Work to do — Identify, in the records below, every line where the string "JSON" appears, and copy each such line.
— Begin —
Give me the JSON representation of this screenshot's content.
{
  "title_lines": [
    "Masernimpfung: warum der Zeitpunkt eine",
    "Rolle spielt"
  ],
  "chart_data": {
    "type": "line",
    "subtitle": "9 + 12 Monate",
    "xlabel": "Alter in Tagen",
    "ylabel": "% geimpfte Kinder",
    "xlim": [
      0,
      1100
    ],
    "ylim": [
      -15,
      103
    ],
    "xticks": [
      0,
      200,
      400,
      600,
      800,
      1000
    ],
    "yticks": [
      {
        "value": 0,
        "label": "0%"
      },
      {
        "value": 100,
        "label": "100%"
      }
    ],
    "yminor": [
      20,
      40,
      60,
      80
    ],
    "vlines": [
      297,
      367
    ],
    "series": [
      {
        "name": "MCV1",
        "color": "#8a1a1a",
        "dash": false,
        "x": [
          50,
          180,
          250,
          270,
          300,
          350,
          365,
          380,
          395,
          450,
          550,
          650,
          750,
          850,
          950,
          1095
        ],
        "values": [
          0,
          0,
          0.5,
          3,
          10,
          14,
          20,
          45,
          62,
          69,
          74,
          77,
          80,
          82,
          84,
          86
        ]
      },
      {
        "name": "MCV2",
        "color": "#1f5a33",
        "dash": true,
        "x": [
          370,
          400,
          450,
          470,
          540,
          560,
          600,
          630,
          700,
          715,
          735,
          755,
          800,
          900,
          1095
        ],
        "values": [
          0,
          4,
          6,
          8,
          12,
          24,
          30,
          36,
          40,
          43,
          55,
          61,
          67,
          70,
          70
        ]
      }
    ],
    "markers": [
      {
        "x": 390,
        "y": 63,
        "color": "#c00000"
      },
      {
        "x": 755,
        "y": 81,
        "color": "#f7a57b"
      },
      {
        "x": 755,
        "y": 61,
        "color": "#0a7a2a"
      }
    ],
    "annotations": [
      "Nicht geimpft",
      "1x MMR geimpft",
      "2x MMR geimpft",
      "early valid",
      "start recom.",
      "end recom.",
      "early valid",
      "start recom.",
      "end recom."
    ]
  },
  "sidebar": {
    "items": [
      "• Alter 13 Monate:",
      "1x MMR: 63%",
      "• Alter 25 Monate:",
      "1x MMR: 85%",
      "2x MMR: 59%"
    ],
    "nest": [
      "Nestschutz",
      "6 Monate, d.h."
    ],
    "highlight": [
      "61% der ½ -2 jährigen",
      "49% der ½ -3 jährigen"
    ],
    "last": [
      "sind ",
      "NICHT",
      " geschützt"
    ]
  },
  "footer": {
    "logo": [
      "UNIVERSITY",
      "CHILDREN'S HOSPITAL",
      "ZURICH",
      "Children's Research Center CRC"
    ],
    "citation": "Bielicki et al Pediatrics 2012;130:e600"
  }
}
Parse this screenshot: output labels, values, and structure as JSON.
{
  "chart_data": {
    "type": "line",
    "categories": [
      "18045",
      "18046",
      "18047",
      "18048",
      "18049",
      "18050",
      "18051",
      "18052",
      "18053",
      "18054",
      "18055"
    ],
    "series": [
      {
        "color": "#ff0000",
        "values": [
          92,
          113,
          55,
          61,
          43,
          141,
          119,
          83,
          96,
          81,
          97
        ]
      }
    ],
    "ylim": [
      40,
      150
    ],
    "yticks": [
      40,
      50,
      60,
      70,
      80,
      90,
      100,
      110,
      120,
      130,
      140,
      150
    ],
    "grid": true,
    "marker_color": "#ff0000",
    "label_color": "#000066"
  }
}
— End —
Response —
Give me the JSON representation of this screenshot's content.
Parse this screenshot: output labels, values, and structure as JSON.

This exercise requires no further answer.